** What is expected **
Copy each line where the word "Opportunity" occurs.

** Entries provided **
○ ○ ○ ○
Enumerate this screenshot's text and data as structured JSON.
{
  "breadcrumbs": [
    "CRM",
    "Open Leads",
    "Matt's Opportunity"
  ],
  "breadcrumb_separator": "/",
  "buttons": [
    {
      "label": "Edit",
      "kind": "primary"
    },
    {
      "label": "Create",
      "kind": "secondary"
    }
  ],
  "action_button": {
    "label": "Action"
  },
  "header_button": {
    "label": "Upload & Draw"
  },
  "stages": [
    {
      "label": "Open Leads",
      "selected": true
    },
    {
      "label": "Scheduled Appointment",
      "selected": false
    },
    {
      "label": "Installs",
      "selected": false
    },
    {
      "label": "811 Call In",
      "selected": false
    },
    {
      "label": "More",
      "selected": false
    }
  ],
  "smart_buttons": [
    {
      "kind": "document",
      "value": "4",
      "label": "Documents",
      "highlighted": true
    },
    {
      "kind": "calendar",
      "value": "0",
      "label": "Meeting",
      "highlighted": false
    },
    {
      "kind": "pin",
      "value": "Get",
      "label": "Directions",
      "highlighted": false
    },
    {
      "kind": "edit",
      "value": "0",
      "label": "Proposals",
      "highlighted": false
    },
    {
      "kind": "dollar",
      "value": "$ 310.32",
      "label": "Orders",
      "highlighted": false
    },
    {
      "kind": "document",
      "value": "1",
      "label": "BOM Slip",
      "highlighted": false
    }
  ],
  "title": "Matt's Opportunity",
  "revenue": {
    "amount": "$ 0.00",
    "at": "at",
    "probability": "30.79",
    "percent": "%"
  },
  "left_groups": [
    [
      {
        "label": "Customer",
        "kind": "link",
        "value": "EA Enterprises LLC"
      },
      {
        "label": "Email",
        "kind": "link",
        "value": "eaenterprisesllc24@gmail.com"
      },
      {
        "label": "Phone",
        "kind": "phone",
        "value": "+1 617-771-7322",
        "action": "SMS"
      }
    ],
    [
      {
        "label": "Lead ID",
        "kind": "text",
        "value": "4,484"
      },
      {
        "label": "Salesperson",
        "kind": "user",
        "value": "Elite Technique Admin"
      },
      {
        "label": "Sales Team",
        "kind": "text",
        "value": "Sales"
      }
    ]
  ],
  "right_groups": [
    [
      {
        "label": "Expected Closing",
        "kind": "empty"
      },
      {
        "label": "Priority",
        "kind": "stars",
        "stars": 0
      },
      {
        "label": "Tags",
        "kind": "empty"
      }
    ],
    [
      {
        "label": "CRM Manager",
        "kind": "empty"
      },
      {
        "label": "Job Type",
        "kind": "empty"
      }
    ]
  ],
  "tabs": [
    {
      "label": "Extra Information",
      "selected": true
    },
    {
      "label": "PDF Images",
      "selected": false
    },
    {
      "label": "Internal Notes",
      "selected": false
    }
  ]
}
○ ○ ○ ○
** Complete response **
    "Matt's Opportunity"
  "title": "Matt's Opportunity",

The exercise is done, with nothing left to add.